**SELECTED EXCERPT**
How's My Math? Multi-Card Keno strategy to hit FIVE 5-spots for the odds of a 4-spot

Hi folks,

First time poster here, so I apologize if I violate any decorum. I wanted to share a Multi-Card Keno betting system I've been using that has made me quite a bit of money over the last several weekends, and I wanted to know if I've just been on a good luck streak or if I'm on to something here.

I'm also horrible at math (I'm an alumnus of Prof. Shackleford's university, but I studied English, go figure), so if I'm way off, I hope I can at least give some of you a chuckle.

Here is the generous pay table I am using for this system. This can be found at the Yorky's on Fort Apache and Hacienda:

Pay Table

Okay, let me lay down some information before we get to the thesis. Your odds of hitting a single 4-spot in keno are 1 in 327. So, if you place the same exact 4-spot pattern on all 20 cards, you can expect to hit it, on average, 1 out of every 327 spins for a total payout of 2,000 credits (according to my pay table which pays 100 credits per 4-spot if you are playing the minimum 20 credits).

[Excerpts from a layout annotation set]
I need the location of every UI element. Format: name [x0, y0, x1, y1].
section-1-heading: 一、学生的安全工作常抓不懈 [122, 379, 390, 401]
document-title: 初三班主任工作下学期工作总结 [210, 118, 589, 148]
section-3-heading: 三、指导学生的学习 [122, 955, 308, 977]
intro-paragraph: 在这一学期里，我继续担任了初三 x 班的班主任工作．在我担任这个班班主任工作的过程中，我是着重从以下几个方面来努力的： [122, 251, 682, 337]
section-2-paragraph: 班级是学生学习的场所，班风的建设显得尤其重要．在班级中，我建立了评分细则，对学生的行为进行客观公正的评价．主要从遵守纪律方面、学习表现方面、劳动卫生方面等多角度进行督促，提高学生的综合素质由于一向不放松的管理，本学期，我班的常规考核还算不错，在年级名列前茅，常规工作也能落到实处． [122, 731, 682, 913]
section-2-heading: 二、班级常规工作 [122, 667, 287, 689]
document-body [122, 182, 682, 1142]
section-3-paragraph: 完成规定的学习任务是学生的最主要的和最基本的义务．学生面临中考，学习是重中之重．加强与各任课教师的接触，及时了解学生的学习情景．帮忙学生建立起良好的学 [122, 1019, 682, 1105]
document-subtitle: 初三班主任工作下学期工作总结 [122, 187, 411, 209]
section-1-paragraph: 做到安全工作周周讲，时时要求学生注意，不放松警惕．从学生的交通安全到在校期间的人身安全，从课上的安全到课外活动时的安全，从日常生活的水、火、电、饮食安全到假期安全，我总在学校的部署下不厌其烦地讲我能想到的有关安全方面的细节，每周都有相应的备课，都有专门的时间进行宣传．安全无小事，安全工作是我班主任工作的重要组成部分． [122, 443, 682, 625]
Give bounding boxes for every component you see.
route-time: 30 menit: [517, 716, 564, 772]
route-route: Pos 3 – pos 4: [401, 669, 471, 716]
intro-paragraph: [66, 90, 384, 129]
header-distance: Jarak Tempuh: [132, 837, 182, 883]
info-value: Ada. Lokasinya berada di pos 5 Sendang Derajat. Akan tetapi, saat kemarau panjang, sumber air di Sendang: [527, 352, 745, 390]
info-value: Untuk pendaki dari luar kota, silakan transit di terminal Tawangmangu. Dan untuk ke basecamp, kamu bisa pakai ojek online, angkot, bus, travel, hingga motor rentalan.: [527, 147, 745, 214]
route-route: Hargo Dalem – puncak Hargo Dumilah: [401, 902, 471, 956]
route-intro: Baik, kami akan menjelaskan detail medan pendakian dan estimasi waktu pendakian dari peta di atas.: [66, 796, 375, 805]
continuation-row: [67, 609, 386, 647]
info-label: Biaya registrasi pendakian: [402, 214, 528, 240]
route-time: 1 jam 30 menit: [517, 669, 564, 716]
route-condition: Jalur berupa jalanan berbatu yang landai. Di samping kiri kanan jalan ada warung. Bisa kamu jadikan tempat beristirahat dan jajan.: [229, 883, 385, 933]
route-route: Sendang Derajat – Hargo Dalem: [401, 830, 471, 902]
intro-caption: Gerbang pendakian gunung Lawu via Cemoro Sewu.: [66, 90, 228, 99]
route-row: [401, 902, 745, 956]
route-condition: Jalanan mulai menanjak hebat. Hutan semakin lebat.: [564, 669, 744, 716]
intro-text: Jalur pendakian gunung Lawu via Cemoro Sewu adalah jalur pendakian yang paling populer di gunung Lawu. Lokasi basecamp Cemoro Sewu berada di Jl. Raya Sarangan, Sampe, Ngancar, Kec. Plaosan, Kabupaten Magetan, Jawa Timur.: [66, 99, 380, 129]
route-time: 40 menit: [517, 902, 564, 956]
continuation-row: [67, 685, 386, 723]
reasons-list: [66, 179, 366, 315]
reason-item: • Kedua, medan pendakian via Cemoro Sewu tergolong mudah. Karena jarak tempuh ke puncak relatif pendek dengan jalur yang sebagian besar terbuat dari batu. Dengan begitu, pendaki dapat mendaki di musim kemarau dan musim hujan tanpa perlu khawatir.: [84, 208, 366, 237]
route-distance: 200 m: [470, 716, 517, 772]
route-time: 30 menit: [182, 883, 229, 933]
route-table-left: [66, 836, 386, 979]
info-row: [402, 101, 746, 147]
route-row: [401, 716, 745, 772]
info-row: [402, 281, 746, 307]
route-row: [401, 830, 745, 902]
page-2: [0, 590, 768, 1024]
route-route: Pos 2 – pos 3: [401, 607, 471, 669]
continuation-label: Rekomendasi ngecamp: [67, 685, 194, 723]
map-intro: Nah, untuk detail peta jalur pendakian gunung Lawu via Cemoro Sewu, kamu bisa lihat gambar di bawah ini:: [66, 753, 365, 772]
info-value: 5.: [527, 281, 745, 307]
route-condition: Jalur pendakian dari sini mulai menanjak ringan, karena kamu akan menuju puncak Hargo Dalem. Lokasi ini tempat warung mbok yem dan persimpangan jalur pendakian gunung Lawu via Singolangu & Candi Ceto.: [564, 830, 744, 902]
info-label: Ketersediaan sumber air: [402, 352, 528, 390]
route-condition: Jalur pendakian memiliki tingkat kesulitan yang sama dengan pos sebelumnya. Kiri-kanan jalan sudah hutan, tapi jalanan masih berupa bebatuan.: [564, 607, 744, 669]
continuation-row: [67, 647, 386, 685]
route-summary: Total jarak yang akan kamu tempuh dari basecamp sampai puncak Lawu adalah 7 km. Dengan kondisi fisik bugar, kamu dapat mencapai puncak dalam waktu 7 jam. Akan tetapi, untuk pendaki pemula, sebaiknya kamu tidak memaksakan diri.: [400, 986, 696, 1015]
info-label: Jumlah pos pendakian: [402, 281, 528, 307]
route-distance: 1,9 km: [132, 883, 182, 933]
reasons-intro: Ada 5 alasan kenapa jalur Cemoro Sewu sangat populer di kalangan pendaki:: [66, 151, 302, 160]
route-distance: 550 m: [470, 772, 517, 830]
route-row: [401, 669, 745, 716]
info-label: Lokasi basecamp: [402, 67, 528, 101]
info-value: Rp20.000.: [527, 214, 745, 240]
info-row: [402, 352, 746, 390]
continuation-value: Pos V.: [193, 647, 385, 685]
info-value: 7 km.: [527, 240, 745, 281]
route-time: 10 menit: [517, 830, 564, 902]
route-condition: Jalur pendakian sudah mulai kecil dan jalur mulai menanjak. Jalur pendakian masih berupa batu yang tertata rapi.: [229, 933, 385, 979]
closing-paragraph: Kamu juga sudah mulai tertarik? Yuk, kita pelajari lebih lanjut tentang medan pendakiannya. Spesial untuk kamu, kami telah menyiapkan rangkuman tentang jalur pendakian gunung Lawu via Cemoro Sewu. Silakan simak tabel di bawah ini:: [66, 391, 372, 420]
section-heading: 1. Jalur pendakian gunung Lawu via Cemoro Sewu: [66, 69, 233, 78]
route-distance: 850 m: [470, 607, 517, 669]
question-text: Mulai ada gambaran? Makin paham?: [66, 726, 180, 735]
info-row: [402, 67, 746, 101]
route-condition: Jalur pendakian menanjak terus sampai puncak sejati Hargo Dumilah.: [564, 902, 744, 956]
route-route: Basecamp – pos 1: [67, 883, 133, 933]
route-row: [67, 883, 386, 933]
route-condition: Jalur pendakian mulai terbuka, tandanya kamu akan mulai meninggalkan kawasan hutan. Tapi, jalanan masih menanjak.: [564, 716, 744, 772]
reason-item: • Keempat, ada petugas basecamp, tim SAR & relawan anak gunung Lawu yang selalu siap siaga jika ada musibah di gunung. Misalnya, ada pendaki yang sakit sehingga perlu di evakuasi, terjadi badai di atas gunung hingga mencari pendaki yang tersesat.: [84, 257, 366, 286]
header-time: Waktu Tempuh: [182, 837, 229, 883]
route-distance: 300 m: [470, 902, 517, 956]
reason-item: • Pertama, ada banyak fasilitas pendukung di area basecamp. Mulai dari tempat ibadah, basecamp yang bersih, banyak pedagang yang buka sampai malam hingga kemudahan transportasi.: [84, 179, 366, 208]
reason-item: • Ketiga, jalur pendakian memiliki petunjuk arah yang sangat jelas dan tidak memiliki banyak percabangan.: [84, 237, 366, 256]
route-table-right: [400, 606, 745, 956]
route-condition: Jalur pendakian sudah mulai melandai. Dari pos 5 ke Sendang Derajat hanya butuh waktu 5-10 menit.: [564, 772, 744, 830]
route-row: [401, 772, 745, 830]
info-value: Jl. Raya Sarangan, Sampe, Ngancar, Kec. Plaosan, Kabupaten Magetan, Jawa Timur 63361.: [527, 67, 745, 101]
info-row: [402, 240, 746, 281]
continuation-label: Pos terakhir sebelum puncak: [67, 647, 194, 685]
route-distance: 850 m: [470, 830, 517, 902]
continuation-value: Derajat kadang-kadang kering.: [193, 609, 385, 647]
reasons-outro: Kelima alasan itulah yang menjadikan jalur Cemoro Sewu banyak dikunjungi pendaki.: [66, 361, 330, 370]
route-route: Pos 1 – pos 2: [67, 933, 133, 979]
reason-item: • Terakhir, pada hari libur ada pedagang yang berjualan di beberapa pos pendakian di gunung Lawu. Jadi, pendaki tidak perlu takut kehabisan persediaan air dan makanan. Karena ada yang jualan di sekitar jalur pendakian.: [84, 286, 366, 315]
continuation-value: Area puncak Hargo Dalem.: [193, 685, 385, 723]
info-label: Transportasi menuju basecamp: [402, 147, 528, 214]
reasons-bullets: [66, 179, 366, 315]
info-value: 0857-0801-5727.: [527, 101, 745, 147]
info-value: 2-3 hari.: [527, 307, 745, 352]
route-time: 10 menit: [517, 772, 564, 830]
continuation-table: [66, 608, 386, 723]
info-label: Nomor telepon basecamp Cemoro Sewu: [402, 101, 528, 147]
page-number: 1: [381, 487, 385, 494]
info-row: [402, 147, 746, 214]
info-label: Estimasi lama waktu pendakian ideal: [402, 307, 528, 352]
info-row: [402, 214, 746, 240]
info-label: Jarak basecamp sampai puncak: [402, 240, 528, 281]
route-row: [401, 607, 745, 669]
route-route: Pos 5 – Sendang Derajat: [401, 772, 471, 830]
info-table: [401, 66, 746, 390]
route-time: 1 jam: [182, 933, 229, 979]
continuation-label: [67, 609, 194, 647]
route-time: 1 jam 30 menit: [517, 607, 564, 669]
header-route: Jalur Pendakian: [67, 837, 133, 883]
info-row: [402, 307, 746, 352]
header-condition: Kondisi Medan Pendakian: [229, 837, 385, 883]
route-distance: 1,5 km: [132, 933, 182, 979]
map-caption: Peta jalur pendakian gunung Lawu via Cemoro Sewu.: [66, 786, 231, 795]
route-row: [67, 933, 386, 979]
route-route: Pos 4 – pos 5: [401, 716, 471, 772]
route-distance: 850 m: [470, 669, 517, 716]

**WRITTEN TASKS**
1 – In the keno strategy post, what are the odds of hitting a single 4-spot?
2 – Rewrite the keno strategy post from "I'm also horrible" up to and including "you a chuckle.", swapping "English" for "History".
3 – Extend the keno strategy post past its last sentence.

**ANSWERS BY TASK**
1 – 1 in 327

2 –
I'm also horrible at math (I'm an alumnus of Prof. Shackleford's university, but I studied History, go figure), so if I'm way off, I hope I can at least give some of you a chuckle.

3 –
Now, in my system, I place the same 4-spot pattern on all 20 cards. BUT, I cover two whole rows by putting a unique fifth spot on each card. Here's my setup:

Setup

It is my belief, and my observation based on the dozen times I've played this, that I will hit an average of FIVE 5-spots 1 out of every 327 spins for a payout of 4,385 credits. That's because each 5-spot pays 838 credits on this pay table. (838*5 = 4,190, plus an additional 195 credits for the 15 three-out-of-four spots).

Why do I believe that I will hit an average of five 5-spots?

There are eight rows on the keno table. With 20 balls being drawn, this averages out over a couple hundred spins to 2.5 balls landing on each row. Now, you can't have 1/2 a ball, so if we group the rows by two, that averages out to five balls on each double row. Here is an illustration of what I mean:

5 Hit Per Covered Double Row

Indeed, I tested this out by performing 200 simulated spins and counting how many hits landed on the double covered rows 41-60. Here are the results:

5 Hits Per Double Row

In other words, all you have to do is hit the 4-spot pattern (1 in 327 chance), and you can expect (on average) to hit 5 additional numbers in the covered rows. With the same odds it takes to make 2,000 credits, you can instead make 4,385.

Here is what it looks like when you hit it!

Five 5-spot hit
(The wins are so high because I was betting 80 credits instead of 20, but you get the idea).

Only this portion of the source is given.